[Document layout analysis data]
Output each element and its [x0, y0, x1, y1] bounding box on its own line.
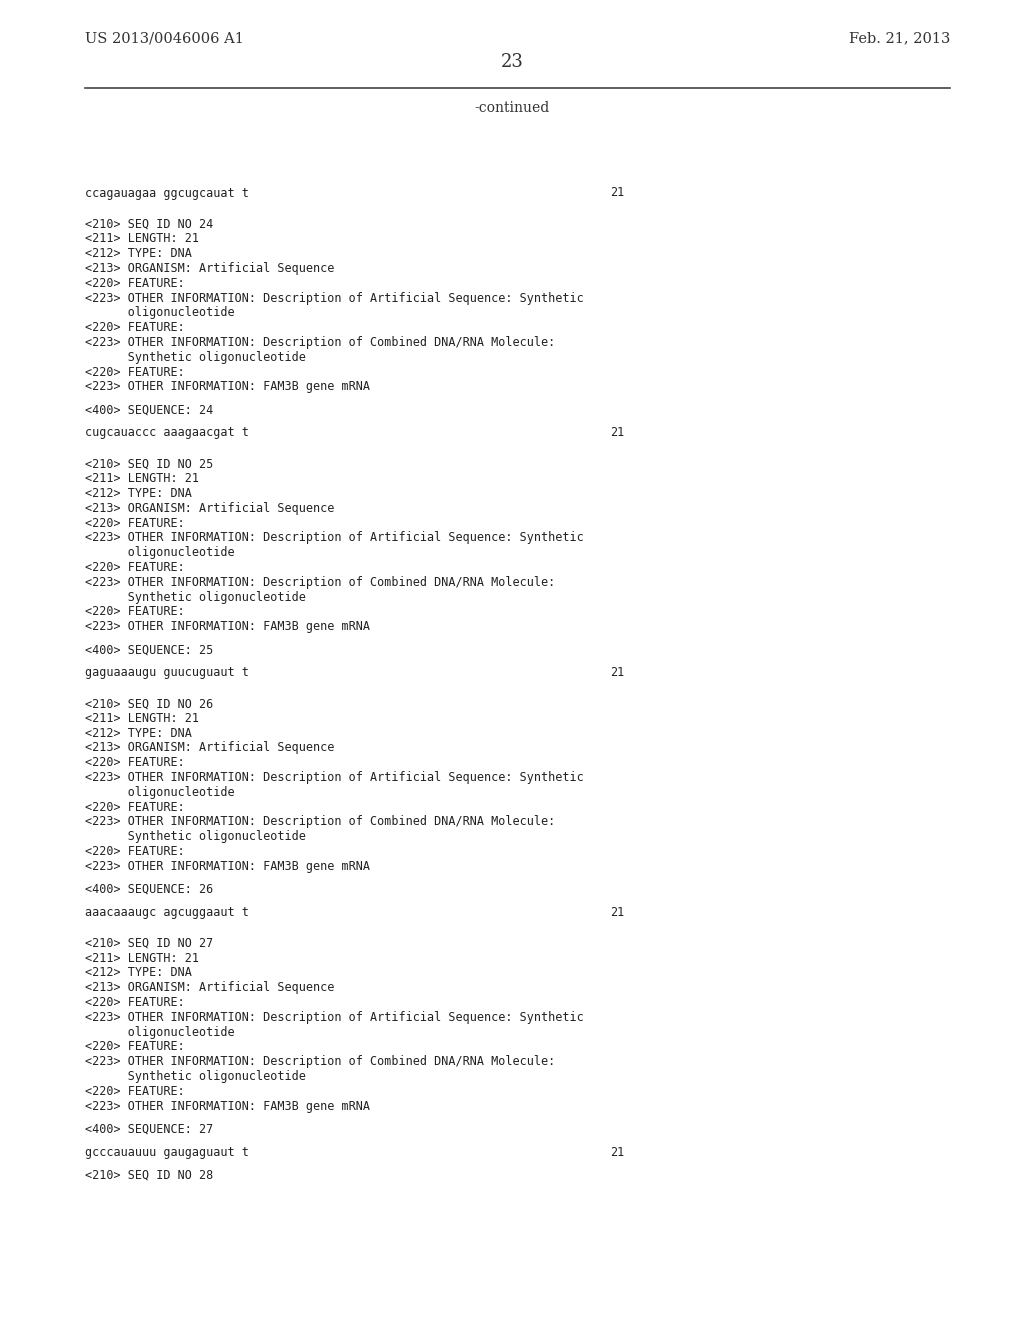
Text: gaguaaaugu guucuguaut t: gaguaaaugu guucuguaut t: [85, 667, 249, 678]
Text: ccagauagaa ggcugcauat t: ccagauagaa ggcugcauat t: [85, 186, 249, 199]
Text: 23: 23: [501, 53, 523, 71]
Text: <223> OTHER INFORMATION: FAM3B gene mRNA: <223> OTHER INFORMATION: FAM3B gene mRNA: [85, 620, 370, 634]
Text: <400> SEQUENCE: 26: <400> SEQUENCE: 26: [85, 883, 213, 896]
Text: <211> LENGTH: 21: <211> LENGTH: 21: [85, 711, 199, 725]
Text: <211> LENGTH: 21: <211> LENGTH: 21: [85, 232, 199, 246]
Text: <223> OTHER INFORMATION: Description of Artificial Sequence: Synthetic: <223> OTHER INFORMATION: Description of …: [85, 532, 584, 544]
Text: <212> TYPE: DNA: <212> TYPE: DNA: [85, 727, 191, 739]
Text: cugcauaccc aaagaacgat t: cugcauaccc aaagaacgat t: [85, 426, 249, 440]
Text: 21: 21: [610, 186, 625, 199]
Text: Synthetic oligonucleotide: Synthetic oligonucleotide: [85, 351, 306, 364]
Text: <213> ORGANISM: Artificial Sequence: <213> ORGANISM: Artificial Sequence: [85, 261, 335, 275]
Text: <400> SEQUENCE: 27: <400> SEQUENCE: 27: [85, 1122, 213, 1135]
Text: oligonucleotide: oligonucleotide: [85, 785, 234, 799]
Text: <220> FEATURE:: <220> FEATURE:: [85, 801, 184, 813]
Text: <223> OTHER INFORMATION: Description of Artificial Sequence: Synthetic: <223> OTHER INFORMATION: Description of …: [85, 771, 584, 784]
Text: <220> FEATURE:: <220> FEATURE:: [85, 756, 184, 770]
Text: 21: 21: [610, 667, 625, 678]
Text: <223> OTHER INFORMATION: Description of Combined DNA/RNA Molecule:: <223> OTHER INFORMATION: Description of …: [85, 576, 555, 589]
Text: <223> OTHER INFORMATION: Description of Combined DNA/RNA Molecule:: <223> OTHER INFORMATION: Description of …: [85, 1055, 555, 1068]
Text: <212> TYPE: DNA: <212> TYPE: DNA: [85, 966, 191, 979]
Text: Synthetic oligonucleotide: Synthetic oligonucleotide: [85, 590, 306, 603]
Text: <223> OTHER INFORMATION: FAM3B gene mRNA: <223> OTHER INFORMATION: FAM3B gene mRNA: [85, 859, 370, 873]
Text: <210> SEQ ID NO 28: <210> SEQ ID NO 28: [85, 1168, 213, 1181]
Text: <210> SEQ ID NO 25: <210> SEQ ID NO 25: [85, 457, 213, 470]
Text: <223> OTHER INFORMATION: FAM3B gene mRNA: <223> OTHER INFORMATION: FAM3B gene mRNA: [85, 1100, 370, 1113]
Text: <220> FEATURE:: <220> FEATURE:: [85, 1040, 184, 1053]
Text: <212> TYPE: DNA: <212> TYPE: DNA: [85, 487, 191, 500]
Text: US 2013/0046006 A1: US 2013/0046006 A1: [85, 30, 244, 45]
Text: aaacaaaugc agcuggaaut t: aaacaaaugc agcuggaaut t: [85, 906, 249, 919]
Text: Feb. 21, 2013: Feb. 21, 2013: [849, 30, 950, 45]
Text: Synthetic oligonucleotide: Synthetic oligonucleotide: [85, 830, 306, 843]
Text: 21: 21: [610, 426, 625, 440]
Text: <210> SEQ ID NO 24: <210> SEQ ID NO 24: [85, 218, 213, 231]
Text: <210> SEQ ID NO 26: <210> SEQ ID NO 26: [85, 697, 213, 710]
Text: <220> FEATURE:: <220> FEATURE:: [85, 321, 184, 334]
Text: <220> FEATURE:: <220> FEATURE:: [85, 997, 184, 1008]
Text: <223> OTHER INFORMATION: FAM3B gene mRNA: <223> OTHER INFORMATION: FAM3B gene mRNA: [85, 380, 370, 393]
Text: <223> OTHER INFORMATION: Description of Artificial Sequence: Synthetic: <223> OTHER INFORMATION: Description of …: [85, 1011, 584, 1024]
Text: <213> ORGANISM: Artificial Sequence: <213> ORGANISM: Artificial Sequence: [85, 981, 335, 994]
Text: gcccauauuu gaugaguaut t: gcccauauuu gaugaguaut t: [85, 1146, 249, 1159]
Text: 21: 21: [610, 1146, 625, 1159]
Text: <212> TYPE: DNA: <212> TYPE: DNA: [85, 247, 191, 260]
Text: <400> SEQUENCE: 24: <400> SEQUENCE: 24: [85, 404, 213, 416]
Text: <223> OTHER INFORMATION: Description of Combined DNA/RNA Molecule:: <223> OTHER INFORMATION: Description of …: [85, 337, 555, 348]
Text: <211> LENGTH: 21: <211> LENGTH: 21: [85, 473, 199, 486]
Text: <210> SEQ ID NO 27: <210> SEQ ID NO 27: [85, 937, 213, 950]
Text: <220> FEATURE:: <220> FEATURE:: [85, 516, 184, 529]
Text: oligonucleotide: oligonucleotide: [85, 1026, 234, 1039]
Text: <220> FEATURE:: <220> FEATURE:: [85, 845, 184, 858]
Text: oligonucleotide: oligonucleotide: [85, 306, 234, 319]
Text: <211> LENGTH: 21: <211> LENGTH: 21: [85, 952, 199, 965]
Text: <220> FEATURE:: <220> FEATURE:: [85, 277, 184, 290]
Text: -continued: -continued: [474, 102, 550, 115]
Text: <220> FEATURE:: <220> FEATURE:: [85, 561, 184, 574]
Text: <213> ORGANISM: Artificial Sequence: <213> ORGANISM: Artificial Sequence: [85, 742, 335, 755]
Text: <220> FEATURE:: <220> FEATURE:: [85, 1085, 184, 1098]
Text: oligonucleotide: oligonucleotide: [85, 546, 234, 560]
Text: <400> SEQUENCE: 25: <400> SEQUENCE: 25: [85, 643, 213, 656]
Text: <213> ORGANISM: Artificial Sequence: <213> ORGANISM: Artificial Sequence: [85, 502, 335, 515]
Text: <220> FEATURE:: <220> FEATURE:: [85, 606, 184, 618]
Text: <220> FEATURE:: <220> FEATURE:: [85, 366, 184, 379]
Text: 21: 21: [610, 906, 625, 919]
Text: <223> OTHER INFORMATION: Description of Artificial Sequence: Synthetic: <223> OTHER INFORMATION: Description of …: [85, 292, 584, 305]
Text: Synthetic oligonucleotide: Synthetic oligonucleotide: [85, 1071, 306, 1082]
Text: <223> OTHER INFORMATION: Description of Combined DNA/RNA Molecule:: <223> OTHER INFORMATION: Description of …: [85, 816, 555, 829]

Instructions to follow:
Going through the records above line by line, count those that hold the word "Synthetic", and answer with the number only.

Solution below:
8